* **What you have to do**: Look through the material and copy each line holding "color".

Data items

* Begin *

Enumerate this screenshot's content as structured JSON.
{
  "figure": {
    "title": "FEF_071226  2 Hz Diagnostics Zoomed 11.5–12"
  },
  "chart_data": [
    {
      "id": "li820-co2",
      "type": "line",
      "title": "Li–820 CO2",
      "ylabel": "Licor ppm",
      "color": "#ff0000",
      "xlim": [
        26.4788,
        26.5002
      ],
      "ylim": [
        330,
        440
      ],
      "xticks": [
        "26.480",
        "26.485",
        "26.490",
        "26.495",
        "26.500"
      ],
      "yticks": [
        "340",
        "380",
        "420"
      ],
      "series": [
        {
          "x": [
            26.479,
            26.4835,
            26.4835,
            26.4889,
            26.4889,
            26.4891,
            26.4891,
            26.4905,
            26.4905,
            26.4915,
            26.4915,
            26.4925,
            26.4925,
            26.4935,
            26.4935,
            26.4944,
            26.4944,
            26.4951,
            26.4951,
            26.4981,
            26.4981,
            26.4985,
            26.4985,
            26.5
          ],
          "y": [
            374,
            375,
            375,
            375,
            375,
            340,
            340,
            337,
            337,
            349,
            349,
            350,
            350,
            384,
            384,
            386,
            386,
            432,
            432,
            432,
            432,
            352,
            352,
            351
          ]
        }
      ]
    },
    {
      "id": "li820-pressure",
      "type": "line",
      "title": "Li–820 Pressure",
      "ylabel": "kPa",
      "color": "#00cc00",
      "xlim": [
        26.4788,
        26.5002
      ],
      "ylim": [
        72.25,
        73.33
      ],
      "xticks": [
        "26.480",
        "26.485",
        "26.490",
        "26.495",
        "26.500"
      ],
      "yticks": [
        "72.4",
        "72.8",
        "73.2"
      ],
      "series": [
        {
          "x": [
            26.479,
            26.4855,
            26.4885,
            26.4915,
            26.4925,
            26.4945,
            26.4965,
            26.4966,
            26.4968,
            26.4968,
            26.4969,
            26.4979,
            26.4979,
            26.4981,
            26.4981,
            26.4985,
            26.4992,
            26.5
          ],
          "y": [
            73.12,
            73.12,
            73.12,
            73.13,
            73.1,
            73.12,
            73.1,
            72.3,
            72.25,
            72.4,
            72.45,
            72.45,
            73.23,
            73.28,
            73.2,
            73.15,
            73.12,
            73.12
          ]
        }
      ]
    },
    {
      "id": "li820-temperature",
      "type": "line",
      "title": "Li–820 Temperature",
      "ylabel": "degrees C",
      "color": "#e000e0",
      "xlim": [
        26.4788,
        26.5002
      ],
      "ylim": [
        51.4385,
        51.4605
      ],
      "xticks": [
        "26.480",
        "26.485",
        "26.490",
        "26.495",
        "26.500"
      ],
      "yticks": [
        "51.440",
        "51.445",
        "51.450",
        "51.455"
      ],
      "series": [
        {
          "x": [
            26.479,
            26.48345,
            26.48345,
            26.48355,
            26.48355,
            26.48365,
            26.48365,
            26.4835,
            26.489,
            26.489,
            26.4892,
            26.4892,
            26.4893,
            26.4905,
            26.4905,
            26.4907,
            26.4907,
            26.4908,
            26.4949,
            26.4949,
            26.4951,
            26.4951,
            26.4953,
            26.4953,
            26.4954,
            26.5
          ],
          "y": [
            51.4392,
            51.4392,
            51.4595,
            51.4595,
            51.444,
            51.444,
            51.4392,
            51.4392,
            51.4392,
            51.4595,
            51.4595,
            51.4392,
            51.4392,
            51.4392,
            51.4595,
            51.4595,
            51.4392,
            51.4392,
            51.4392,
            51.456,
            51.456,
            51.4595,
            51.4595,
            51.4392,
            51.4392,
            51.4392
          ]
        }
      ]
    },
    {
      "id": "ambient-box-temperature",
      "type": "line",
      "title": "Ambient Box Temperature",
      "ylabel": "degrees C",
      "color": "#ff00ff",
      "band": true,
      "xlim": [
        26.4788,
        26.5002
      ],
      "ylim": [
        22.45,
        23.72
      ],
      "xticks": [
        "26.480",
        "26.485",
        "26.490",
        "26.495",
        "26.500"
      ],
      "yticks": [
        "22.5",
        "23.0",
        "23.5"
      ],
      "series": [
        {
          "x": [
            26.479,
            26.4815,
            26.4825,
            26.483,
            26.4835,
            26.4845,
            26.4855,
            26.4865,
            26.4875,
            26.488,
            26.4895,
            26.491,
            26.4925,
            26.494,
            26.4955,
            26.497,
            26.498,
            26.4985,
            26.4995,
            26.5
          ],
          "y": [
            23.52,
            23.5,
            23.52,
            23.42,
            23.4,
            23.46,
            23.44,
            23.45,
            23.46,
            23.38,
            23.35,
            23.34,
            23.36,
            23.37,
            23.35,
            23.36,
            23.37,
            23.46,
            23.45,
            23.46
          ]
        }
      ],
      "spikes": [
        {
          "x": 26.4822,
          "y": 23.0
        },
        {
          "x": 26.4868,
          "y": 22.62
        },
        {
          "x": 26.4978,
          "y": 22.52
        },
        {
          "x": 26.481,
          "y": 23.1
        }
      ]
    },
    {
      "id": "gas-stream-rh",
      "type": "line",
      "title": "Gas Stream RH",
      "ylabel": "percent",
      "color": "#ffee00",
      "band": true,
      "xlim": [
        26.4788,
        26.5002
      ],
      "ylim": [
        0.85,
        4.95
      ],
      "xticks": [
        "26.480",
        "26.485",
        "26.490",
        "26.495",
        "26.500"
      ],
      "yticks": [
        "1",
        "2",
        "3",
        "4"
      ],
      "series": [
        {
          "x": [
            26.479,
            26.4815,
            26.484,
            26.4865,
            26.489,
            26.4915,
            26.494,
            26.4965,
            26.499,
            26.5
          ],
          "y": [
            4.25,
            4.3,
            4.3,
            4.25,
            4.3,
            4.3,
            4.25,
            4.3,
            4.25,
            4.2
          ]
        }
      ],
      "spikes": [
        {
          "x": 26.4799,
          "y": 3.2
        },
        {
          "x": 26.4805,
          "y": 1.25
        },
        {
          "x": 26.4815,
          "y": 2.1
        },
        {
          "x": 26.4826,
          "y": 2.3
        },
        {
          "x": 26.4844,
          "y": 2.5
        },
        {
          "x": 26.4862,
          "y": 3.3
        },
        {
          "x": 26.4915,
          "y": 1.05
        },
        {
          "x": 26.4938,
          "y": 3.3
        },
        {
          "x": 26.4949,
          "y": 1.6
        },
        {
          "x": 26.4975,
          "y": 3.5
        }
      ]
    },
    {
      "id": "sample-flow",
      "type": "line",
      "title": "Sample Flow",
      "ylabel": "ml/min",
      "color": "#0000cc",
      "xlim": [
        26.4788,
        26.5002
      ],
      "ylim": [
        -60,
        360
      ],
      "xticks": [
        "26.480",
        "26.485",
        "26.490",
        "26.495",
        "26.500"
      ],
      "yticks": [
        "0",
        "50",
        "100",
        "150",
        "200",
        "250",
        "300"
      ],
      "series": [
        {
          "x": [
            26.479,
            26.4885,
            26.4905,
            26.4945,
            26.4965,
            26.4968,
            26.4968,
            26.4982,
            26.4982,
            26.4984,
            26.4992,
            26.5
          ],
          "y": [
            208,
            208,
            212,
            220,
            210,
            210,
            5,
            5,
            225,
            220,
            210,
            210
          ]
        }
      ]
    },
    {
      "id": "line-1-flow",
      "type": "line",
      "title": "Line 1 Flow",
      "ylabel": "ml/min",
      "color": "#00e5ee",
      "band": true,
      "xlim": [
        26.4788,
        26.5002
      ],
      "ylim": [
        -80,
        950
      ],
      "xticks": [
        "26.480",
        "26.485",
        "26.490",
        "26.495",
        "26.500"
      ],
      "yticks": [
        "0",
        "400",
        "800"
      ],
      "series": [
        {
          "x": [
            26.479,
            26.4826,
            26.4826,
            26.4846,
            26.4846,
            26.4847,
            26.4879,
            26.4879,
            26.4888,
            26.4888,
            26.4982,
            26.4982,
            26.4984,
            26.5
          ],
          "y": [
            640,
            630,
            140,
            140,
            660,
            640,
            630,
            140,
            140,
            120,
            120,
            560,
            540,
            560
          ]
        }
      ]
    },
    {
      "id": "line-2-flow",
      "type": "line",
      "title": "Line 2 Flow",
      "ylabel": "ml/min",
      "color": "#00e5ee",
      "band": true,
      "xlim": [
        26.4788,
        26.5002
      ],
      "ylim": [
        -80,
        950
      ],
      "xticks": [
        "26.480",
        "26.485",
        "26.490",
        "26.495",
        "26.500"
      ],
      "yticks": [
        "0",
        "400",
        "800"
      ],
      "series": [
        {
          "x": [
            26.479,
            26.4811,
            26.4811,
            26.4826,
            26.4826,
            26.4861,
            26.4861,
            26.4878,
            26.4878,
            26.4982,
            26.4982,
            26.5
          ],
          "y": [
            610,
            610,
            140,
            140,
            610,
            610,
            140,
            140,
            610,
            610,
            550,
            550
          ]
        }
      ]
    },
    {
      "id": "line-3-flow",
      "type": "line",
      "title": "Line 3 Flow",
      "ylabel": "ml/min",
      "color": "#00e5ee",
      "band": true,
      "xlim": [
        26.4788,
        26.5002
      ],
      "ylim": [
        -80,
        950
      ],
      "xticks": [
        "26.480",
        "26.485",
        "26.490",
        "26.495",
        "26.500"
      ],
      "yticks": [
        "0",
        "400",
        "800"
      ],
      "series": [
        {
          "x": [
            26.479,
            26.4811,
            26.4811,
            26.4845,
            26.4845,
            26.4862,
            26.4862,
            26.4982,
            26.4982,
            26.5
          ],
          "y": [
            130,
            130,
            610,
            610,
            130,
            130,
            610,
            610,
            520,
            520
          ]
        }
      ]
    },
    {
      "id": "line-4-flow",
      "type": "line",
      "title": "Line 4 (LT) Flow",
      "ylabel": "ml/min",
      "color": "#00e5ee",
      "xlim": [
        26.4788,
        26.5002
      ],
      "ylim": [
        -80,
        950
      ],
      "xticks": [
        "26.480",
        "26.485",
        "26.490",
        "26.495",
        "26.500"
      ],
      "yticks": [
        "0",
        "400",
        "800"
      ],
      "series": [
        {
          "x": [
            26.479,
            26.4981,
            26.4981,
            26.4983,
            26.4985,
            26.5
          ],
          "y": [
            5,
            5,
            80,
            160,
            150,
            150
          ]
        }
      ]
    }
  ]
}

* End *

* **Result of the task**:
      "color": "#ff0000",
      "color": "#00cc00",
      "color": "#e000e0",
      "color": "#ff00ff",
      "color": "#ffee00",
      "color": "#0000cc",
      "color": "#00e5ee",
      "color": "#00e5ee",
      "color": "#00e5ee",
      "color": "#00e5ee",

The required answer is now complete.